STATED GOAL
Quote the full listing word for word.

Collected data
+---+

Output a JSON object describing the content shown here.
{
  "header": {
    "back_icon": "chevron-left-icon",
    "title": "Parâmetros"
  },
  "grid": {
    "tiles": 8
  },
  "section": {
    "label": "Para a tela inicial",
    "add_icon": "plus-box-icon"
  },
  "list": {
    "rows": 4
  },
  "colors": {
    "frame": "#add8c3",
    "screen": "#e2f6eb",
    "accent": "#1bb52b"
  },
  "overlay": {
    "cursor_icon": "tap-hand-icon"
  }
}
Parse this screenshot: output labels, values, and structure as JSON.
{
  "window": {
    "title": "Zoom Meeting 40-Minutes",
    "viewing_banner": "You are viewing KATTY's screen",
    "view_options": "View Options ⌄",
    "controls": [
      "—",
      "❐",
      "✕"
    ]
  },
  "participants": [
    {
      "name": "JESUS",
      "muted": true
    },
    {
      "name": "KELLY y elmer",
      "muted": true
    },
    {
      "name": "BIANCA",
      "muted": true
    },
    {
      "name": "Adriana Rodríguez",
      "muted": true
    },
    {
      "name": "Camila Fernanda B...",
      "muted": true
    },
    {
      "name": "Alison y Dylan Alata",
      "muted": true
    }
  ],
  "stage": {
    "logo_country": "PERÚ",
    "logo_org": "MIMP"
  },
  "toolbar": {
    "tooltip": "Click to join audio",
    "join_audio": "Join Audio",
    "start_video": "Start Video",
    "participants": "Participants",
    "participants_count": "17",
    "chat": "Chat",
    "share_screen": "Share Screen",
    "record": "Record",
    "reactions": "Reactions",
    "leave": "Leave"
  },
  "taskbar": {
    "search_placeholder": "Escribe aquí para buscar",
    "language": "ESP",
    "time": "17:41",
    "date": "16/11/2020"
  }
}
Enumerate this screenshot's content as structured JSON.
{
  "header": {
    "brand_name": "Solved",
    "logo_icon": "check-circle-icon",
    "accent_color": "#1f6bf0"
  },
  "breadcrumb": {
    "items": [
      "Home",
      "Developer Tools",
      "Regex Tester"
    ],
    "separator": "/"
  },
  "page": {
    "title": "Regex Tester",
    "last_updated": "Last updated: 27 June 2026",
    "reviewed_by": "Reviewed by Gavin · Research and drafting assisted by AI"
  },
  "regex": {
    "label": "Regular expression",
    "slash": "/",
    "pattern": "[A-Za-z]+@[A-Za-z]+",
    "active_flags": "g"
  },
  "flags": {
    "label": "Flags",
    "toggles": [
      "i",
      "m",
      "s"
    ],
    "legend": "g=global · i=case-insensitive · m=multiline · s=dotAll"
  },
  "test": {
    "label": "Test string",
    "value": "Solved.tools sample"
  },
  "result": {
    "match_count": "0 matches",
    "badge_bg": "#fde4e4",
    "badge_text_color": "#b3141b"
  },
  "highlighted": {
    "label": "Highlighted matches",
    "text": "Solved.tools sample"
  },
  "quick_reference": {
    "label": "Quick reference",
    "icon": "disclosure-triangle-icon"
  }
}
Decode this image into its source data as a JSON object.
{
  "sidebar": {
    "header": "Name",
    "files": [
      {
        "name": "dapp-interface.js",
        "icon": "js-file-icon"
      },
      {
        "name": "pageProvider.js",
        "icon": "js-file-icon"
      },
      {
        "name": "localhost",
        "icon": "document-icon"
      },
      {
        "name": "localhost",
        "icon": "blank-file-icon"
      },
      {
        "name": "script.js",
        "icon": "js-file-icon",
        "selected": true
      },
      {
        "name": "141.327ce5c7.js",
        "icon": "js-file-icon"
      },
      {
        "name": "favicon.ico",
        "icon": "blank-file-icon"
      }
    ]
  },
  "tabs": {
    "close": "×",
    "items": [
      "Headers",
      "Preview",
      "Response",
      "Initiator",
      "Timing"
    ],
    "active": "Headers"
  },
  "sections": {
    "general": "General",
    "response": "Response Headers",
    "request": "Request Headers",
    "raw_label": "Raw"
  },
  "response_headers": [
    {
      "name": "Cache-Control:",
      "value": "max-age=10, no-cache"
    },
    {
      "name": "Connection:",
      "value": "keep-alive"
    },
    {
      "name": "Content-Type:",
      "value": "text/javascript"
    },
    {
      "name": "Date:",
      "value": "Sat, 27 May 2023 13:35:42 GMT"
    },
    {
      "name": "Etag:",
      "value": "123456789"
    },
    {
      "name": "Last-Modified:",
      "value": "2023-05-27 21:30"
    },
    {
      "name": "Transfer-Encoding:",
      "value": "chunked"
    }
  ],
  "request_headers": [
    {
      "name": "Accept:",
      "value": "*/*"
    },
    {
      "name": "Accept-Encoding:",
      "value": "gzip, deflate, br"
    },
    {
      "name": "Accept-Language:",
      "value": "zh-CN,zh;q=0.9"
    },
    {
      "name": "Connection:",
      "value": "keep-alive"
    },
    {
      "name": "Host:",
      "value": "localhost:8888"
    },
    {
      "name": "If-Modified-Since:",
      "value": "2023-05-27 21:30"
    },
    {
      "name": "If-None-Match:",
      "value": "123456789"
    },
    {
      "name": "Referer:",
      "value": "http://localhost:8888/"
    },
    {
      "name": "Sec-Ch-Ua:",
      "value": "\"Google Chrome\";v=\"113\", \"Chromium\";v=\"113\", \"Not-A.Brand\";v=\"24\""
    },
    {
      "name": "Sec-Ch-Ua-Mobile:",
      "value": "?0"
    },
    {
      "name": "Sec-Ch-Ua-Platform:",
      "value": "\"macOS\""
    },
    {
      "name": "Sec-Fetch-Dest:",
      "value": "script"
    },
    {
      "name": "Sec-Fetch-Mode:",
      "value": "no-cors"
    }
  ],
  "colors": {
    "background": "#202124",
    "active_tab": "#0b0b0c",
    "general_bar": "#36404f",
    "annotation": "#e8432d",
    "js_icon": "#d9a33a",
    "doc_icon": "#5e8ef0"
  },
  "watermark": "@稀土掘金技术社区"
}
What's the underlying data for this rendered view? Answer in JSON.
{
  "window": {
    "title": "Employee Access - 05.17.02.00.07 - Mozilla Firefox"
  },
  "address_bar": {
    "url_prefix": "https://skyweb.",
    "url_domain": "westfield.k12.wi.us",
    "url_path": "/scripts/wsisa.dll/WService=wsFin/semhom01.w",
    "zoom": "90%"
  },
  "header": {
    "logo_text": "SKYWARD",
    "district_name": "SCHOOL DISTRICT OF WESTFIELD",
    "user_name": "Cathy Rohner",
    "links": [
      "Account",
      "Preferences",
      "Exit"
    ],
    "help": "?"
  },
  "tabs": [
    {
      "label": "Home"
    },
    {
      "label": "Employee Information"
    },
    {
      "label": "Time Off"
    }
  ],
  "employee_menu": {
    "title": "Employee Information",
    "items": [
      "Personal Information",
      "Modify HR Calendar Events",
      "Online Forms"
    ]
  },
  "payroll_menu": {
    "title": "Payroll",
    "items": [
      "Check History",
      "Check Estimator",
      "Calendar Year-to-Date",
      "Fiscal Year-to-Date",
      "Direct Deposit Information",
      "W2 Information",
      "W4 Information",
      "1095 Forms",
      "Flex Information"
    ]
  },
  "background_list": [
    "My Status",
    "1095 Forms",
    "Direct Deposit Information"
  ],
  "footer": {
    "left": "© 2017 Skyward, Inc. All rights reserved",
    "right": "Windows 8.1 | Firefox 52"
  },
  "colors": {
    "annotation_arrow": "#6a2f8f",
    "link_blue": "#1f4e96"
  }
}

+---+

RESPONSE
Output a JSON object describing the content shown here.
{
  "header": {
    "back_icon": "chevron-left-icon",
    "title": "Parâmetros"
  },
  "grid": {
    "tiles": 8
  },
  "section": {
    "label": "Para a tela inicial",
    "add_icon": "plus-box-icon"
  },
  "list": {
    "rows": 4
  },
  "colors": {
    "frame": "#add8c3",
    "screen": "#e2f6eb",
    "accent": "#1bb52b"
  },
  "overlay": {
    "cursor_icon": "tap-hand-icon"
  }
}
Parse this screenshot: output labels, values, and structure as JSON.
{
  "window": {
    "title": "Zoom Meeting 40-Minutes",
    "viewing_banner": "You are viewing KATTY's screen",
    "view_options": "View Options ⌄",
    "controls": [
      "—",
      "❐",
      "✕"
    ]
  },
  "participants": [
    {
      "name": "JESUS",
      "muted": true
    },
    {
      "name": "KELLY y elmer",
      "muted": true
    },
    {
      "name": "BIANCA",
      "muted": true
    },
    {
      "name": "Adriana Rodríguez",
      "muted": true
    },
    {
      "name": "Camila Fernanda B...",
      "muted": true
    },
    {
      "name": "Alison y Dylan Alata",
      "muted": true
    }
  ],
  "stage": {
    "logo_country": "PERÚ",
    "logo_org": "MIMP"
  },
  "toolbar": {
    "tooltip": "Click to join audio",
    "join_audio": "Join Audio",
    "start_video": "Start Video",
    "participants": "Participants",
    "participants_count": "17",
    "chat": "Chat",
    "share_screen": "Share Screen",
    "record": "Record",
    "reactions": "Reactions",
    "leave": "Leave"
  },
  "taskbar": {
    "search_placeholder": "Escribe aquí para buscar",
    "language": "ESP",
    "time": "17:41",
    "date": "16/11/2020"
  }
}
Enumerate this screenshot's content as structured JSON.
{
  "header": {
    "brand_name": "Solved",
    "logo_icon": "check-circle-icon",
    "accent_color": "#1f6bf0"
  },
  "breadcrumb": {
    "items": [
      "Home",
      "Developer Tools",
      "Regex Tester"
    ],
    "separator": "/"
  },
  "page": {
    "title": "Regex Tester",
    "last_updated": "Last updated: 27 June 2026",
    "reviewed_by": "Reviewed by Gavin · Research and drafting assisted by AI"
  },
  "regex": {
    "label": "Regular expression",
    "slash": "/",
    "pattern": "[A-Za-z]+@[A-Za-z]+",
    "active_flags": "g"
  },
  "flags": {
    "label": "Flags",
    "toggles": [
      "i",
      "m",
      "s"
    ],
    "legend": "g=global · i=case-insensitive · m=multiline · s=dotAll"
  },
  "test": {
    "label": "Test string",
    "value": "Solved.tools sample"
  },
  "result": {
    "match_count": "0 matches",
    "badge_bg": "#fde4e4",
    "badge_text_color": "#b3141b"
  },
  "highlighted": {
    "label": "Highlighted matches",
    "text": "Solved.tools sample"
  },
  "quick_reference": {
    "label": "Quick reference",
    "icon": "disclosure-triangle-icon"
  }
}
Decode this image into its source data as a JSON object.
{
  "sidebar": {
    "header": "Name",
    "files": [
      {
        "name": "dapp-interface.js",
        "icon": "js-file-icon"
      },
      {
        "name": "pageProvider.js",
        "icon": "js-file-icon"
      },
      {
        "name": "localhost",
        "icon": "document-icon"
      },
      {
        "name": "localhost",
        "icon": "blank-file-icon"
      },
      {
        "name": "script.js",
        "icon": "js-file-icon",
        "selected": true
      },
      {
        "name": "141.327ce5c7.js",
        "icon": "js-file-icon"
      },
      {
        "name": "favicon.ico",
        "icon": "blank-file-icon"
      }
    ]
  },
  "tabs": {
    "close": "×",
    "items": [
      "Headers",
      "Preview",
      "Response",
      "Initiator",
      "Timing"
    ],
    "active": "Headers"
  },
  "sections": {
    "general": "General",
    "response": "Response Headers",
    "request": "Request Headers",
    "raw_label": "Raw"
  },
  "response_headers": [
    {
      "name": "Cache-Control:",
      "value": "max-age=10, no-cache"
    },
    {
      "name": "Connection:",
      "value": "keep-alive"
    },
    {
      "name": "Content-Type:",
      "value": "text/javascript"
    },
    {
      "name": "Date:",
      "value": "Sat, 27 May 2023 13:35:42 GMT"
    },
    {
      "name": "Etag:",
      "value": "123456789"
    },
    {
      "name": "Last-Modified:",
      "value": "2023-05-27 21:30"
    },
    {
      "name": "Transfer-Encoding:",
      "value": "chunked"
    }
  ],
  "request_headers": [
    {
      "name": "Accept:",
      "value": "*/*"
    },
    {
      "name": "Accept-Encoding:",
      "value": "gzip, deflate, br"
    },
    {
      "name": "Accept-Language:",
      "value": "zh-CN,zh;q=0.9"
    },
    {
      "name": "Connection:",
      "value": "keep-alive"
    },
    {
      "name": "Host:",
      "value": "localhost:8888"
    },
    {
      "name": "If-Modified-Since:",
      "value": "2023-05-27 21:30"
    },
    {
      "name": "If-None-Match:",
      "value": "123456789"
    },
    {
      "name": "Referer:",
      "value": "http://localhost:8888/"
    },
    {
      "name": "Sec-Ch-Ua:",
      "value": "\"Google Chrome\";v=\"113\", \"Chromium\";v=\"113\", \"Not-A.Brand\";v=\"24\""
    },
    {
      "name": "Sec-Ch-Ua-Mobile:",
      "value": "?0"
    },
    {
      "name": "Sec-Ch-Ua-Platform:",
      "value": "\"macOS\""
    },
    {
      "name": "Sec-Fetch-Dest:",
      "value": "script"
    },
    {
      "name": "Sec-Fetch-Mode:",
      "value": "no-cors"
    }
  ],
  "colors": {
    "background": "#202124",
    "active_tab": "#0b0b0c",
    "general_bar": "#36404f",
    "annotation": "#e8432d",
    "js_icon": "#d9a33a",
    "doc_icon": "#5e8ef0"
  },
  "watermark": "@稀土掘金技术社区"
}
What's the underlying data for this rendered view? Answer in JSON.
{
  "window": {
    "title": "Employee Access - 05.17.02.00.07 - Mozilla Firefox"
  },
  "address_bar": {
    "url_prefix": "https://skyweb.",
    "url_domain": "westfield.k12.wi.us",
    "url_path": "/scripts/wsisa.dll/WService=wsFin/semhom01.w",
    "zoom": "90%"
  },
  "header": {
    "logo_text": "SKYWARD",
    "district_name": "SCHOOL DISTRICT OF WESTFIELD",
    "user_name": "Cathy Rohner",
    "links": [
      "Account",
      "Preferences",
      "Exit"
    ],
    "help": "?"
  },
  "tabs": [
    {
      "label": "Home"
    },
    {
      "label": "Employee Information"
    },
    {
      "label": "Time Off"
    }
  ],
  "employee_menu": {
    "title": "Employee Information",
    "items": [
      "Personal Information",
      "Modify HR Calendar Events",
      "Online Forms"
    ]
  },
  "payroll_menu": {
    "title": "Payroll",
    "items": [
      "Check History",
      "Check Estimator",
      "Calendar Year-to-Date",
      "Fiscal Year-to-Date",
      "Direct Deposit Information",
      "W2 Information",
      "W4 Information",
      "1095 Forms",
      "Flex Information"
    ]
  },
  "background_list": [
    "My Status",
    "1095 Forms",
    "Direct Deposit Information"
  ],
  "footer": {
    "left": "© 2017 Skyward, Inc. All rights reserved",
    "right": "Windows 8.1 | Firefox 52"
  },
  "colors": {
    "annotation_arrow": "#6a2f8f",
    "link_blue": "#1f4e96"
  }
}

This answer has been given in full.